→ YOUR OBJECTIVE
Transcribe all of the records precisely as they are presented.

Stored data:
• • • •
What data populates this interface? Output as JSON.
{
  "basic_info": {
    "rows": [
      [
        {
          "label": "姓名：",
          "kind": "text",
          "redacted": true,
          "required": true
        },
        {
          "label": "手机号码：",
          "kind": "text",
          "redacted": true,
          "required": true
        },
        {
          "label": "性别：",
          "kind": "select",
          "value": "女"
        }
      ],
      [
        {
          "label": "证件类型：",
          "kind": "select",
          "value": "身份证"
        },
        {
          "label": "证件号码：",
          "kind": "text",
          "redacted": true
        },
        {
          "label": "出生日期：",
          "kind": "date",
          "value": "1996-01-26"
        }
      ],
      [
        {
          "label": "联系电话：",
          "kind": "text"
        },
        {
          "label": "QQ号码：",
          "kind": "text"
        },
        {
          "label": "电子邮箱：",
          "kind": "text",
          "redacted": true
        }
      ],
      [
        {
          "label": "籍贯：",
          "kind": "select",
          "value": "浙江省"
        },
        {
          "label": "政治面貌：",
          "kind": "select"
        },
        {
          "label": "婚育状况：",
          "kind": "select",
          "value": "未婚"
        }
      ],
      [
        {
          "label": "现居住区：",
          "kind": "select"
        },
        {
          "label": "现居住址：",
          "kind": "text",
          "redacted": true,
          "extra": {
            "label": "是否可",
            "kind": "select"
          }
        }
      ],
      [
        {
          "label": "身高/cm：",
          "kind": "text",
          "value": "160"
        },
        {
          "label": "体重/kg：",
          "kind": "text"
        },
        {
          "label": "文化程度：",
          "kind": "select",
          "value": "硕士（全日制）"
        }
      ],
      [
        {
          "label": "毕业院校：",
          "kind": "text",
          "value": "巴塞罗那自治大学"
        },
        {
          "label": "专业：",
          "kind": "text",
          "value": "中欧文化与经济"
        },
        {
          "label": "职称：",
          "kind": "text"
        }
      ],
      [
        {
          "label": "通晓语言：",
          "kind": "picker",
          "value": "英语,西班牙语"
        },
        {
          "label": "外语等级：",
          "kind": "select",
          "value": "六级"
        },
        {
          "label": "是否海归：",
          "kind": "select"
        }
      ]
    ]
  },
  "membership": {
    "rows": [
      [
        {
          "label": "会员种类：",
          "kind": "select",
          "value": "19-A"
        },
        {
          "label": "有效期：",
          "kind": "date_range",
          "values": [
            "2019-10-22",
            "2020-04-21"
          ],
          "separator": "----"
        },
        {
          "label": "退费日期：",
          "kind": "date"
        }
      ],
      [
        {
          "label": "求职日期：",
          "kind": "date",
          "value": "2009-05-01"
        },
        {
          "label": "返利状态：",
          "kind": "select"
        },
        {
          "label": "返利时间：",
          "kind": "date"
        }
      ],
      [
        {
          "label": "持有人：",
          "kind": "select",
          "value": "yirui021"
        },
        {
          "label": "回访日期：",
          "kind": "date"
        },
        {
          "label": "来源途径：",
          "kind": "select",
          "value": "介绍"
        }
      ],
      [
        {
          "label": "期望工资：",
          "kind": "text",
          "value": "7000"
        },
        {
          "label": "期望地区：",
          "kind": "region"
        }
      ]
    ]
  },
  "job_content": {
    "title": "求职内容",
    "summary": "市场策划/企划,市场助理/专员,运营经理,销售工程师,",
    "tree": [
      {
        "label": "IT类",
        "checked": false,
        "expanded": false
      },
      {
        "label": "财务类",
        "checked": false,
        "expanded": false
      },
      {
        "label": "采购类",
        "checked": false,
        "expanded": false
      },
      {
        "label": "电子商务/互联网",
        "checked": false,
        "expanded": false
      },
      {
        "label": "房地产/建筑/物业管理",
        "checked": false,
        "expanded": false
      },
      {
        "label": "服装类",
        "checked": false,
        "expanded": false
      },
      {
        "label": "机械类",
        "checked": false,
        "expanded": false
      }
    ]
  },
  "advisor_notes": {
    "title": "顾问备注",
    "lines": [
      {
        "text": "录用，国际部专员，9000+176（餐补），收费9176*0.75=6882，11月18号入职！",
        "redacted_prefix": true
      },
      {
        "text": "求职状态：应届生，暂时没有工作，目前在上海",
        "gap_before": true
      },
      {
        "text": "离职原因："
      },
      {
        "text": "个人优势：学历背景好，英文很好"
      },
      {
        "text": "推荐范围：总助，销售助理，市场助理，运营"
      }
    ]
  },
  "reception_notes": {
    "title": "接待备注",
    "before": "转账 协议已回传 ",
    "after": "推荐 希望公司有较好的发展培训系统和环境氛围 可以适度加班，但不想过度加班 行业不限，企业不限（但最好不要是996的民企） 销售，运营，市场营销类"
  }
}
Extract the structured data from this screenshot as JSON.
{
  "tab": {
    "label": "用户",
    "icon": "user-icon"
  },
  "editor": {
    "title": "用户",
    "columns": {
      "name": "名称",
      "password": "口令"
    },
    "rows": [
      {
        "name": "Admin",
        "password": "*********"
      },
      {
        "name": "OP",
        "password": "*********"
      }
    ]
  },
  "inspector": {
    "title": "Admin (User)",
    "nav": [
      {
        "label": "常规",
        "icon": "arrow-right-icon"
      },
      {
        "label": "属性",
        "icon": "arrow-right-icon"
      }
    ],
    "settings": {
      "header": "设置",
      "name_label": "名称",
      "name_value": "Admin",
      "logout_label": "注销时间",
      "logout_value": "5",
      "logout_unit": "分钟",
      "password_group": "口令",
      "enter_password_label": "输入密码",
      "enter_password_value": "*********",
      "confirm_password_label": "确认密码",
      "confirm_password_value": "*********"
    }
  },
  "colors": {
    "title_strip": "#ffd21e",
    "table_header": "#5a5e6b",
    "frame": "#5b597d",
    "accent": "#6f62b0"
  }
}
• • • •
→ TASK SOLUTION
What data populates this interface? Output as JSON.
{
  "basic_info": {
    "rows": [
      [
        {
          "label": "姓名：",
          "kind": "text",
          "redacted": true,
          "required": true
        },
        {
          "label": "手机号码：",
          "kind": "text",
          "redacted": true,
          "required": true
        },
        {
          "label": "性别：",
          "kind": "select",
          "value": "女"
        }
      ],
      [
        {
          "label": "证件类型：",
          "kind": "select",
          "value": "身份证"
        },
        {
          "label": "证件号码：",
          "kind": "text",
          "redacted": true
        },
        {
          "label": "出生日期：",
          "kind": "date",
          "value": "1996-01-26"
        }
      ],
      [
        {
          "label": "联系电话：",
          "kind": "text"
        },
        {
          "label": "QQ号码：",
          "kind": "text"
        },
        {
          "label": "电子邮箱：",
          "kind": "text",
          "redacted": true
        }
      ],
      [
        {
          "label": "籍贯：",
          "kind": "select",
          "value": "浙江省"
        },
        {
          "label": "政治面貌：",
          "kind": "select"
        },
        {
          "label": "婚育状况：",
          "kind": "select",
          "value": "未婚"
        }
      ],
      [
        {
          "label": "现居住区：",
          "kind": "select"
        },
        {
          "label": "现居住址：",
          "kind": "text",
          "redacted": true,
          "extra": {
            "label": "是否可",
            "kind": "select"
          }
        }
      ],
      [
        {
          "label": "身高/cm：",
          "kind": "text",
          "value": "160"
        },
        {
          "label": "体重/kg：",
          "kind": "text"
        },
        {
          "label": "文化程度：",
          "kind": "select",
          "value": "硕士（全日制）"
        }
      ],
      [
        {
          "label": "毕业院校：",
          "kind": "text",
          "value": "巴塞罗那自治大学"
        },
        {
          "label": "专业：",
          "kind": "text",
          "value": "中欧文化与经济"
        },
        {
          "label": "职称：",
          "kind": "text"
        }
      ],
      [
        {
          "label": "通晓语言：",
          "kind": "picker",
          "value": "英语,西班牙语"
        },
        {
          "label": "外语等级：",
          "kind": "select",
          "value": "六级"
        },
        {
          "label": "是否海归：",
          "kind": "select"
        }
      ]
    ]
  },
  "membership": {
    "rows": [
      [
        {
          "label": "会员种类：",
          "kind": "select",
          "value": "19-A"
        },
        {
          "label": "有效期：",
          "kind": "date_range",
          "values": [
            "2019-10-22",
            "2020-04-21"
          ],
          "separator": "----"
        },
        {
          "label": "退费日期：",
          "kind": "date"
        }
      ],
      [
        {
          "label": "求职日期：",
          "kind": "date",
          "value": "2009-05-01"
        },
        {
          "label": "返利状态：",
          "kind": "select"
        },
        {
          "label": "返利时间：",
          "kind": "date"
        }
      ],
      [
        {
          "label": "持有人：",
          "kind": "select",
          "value": "yirui021"
        },
        {
          "label": "回访日期：",
          "kind": "date"
        },
        {
          "label": "来源途径：",
          "kind": "select",
          "value": "介绍"
        }
      ],
      [
        {
          "label": "期望工资：",
          "kind": "text",
          "value": "7000"
        },
        {
          "label": "期望地区：",
          "kind": "region"
        }
      ]
    ]
  },
  "job_content": {
    "title": "求职内容",
    "summary": "市场策划/企划,市场助理/专员,运营经理,销售工程师,",
    "tree": [
      {
        "label": "IT类",
        "checked": false,
        "expanded": false
      },
      {
        "label": "财务类",
        "checked": false,
        "expanded": false
      },
      {
        "label": "采购类",
        "checked": false,
        "expanded": false
      },
      {
        "label": "电子商务/互联网",
        "checked": false,
        "expanded": false
      },
      {
        "label": "房地产/建筑/物业管理",
        "checked": false,
        "expanded": false
      },
      {
        "label": "服装类",
        "checked": false,
        "expanded": false
      },
      {
        "label": "机械类",
        "checked": false,
        "expanded": false
      }
    ]
  },
  "advisor_notes": {
    "title": "顾问备注",
    "lines": [
      {
        "text": "录用，国际部专员，9000+176（餐补），收费9176*0.75=6882，11月18号入职！",
        "redacted_prefix": true
      },
      {
        "text": "求职状态：应届生，暂时没有工作，目前在上海",
        "gap_before": true
      },
      {
        "text": "离职原因："
      },
      {
        "text": "个人优势：学历背景好，英文很好"
      },
      {
        "text": "推荐范围：总助，销售助理，市场助理，运营"
      }
    ]
  },
  "reception_notes": {
    "title": "接待备注",
    "before": "转账 协议已回传 ",
    "after": "推荐 希望公司有较好的发展培训系统和环境氛围 可以适度加班，但不想过度加班 行业不限，企业不限（但最好不要是996的民企） 销售，运营，市场营销类"
  }
}
Extract the structured data from this screenshot as JSON.
{
  "tab": {
    "label": "用户",
    "icon": "user-icon"
  },
  "editor": {
    "title": "用户",
    "columns": {
      "name": "名称",
      "password": "口令"
    },
    "rows": [
      {
        "name": "Admin",
        "password": "*********"
      },
      {
        "name": "OP",
        "password": "*********"
      }
    ]
  },
  "inspector": {
    "title": "Admin (User)",
    "nav": [
      {
        "label": "常规",
        "icon": "arrow-right-icon"
      },
      {
        "label": "属性",
        "icon": "arrow-right-icon"
      }
    ],
    "settings": {
      "header": "设置",
      "name_label": "名称",
      "name_value": "Admin",
      "logout_label": "注销时间",
      "logout_value": "5",
      "logout_unit": "分钟",
      "password_group": "口令",
      "enter_password_label": "输入密码",
      "enter_password_value": "*********",
      "confirm_password_label": "确认密码",
      "confirm_password_value": "*********"
    }
  },
  "colors": {
    "title_strip": "#ffd21e",
    "table_header": "#5a5e6b",
    "frame": "#5b597d",
    "accent": "#6f62b0"
  }
}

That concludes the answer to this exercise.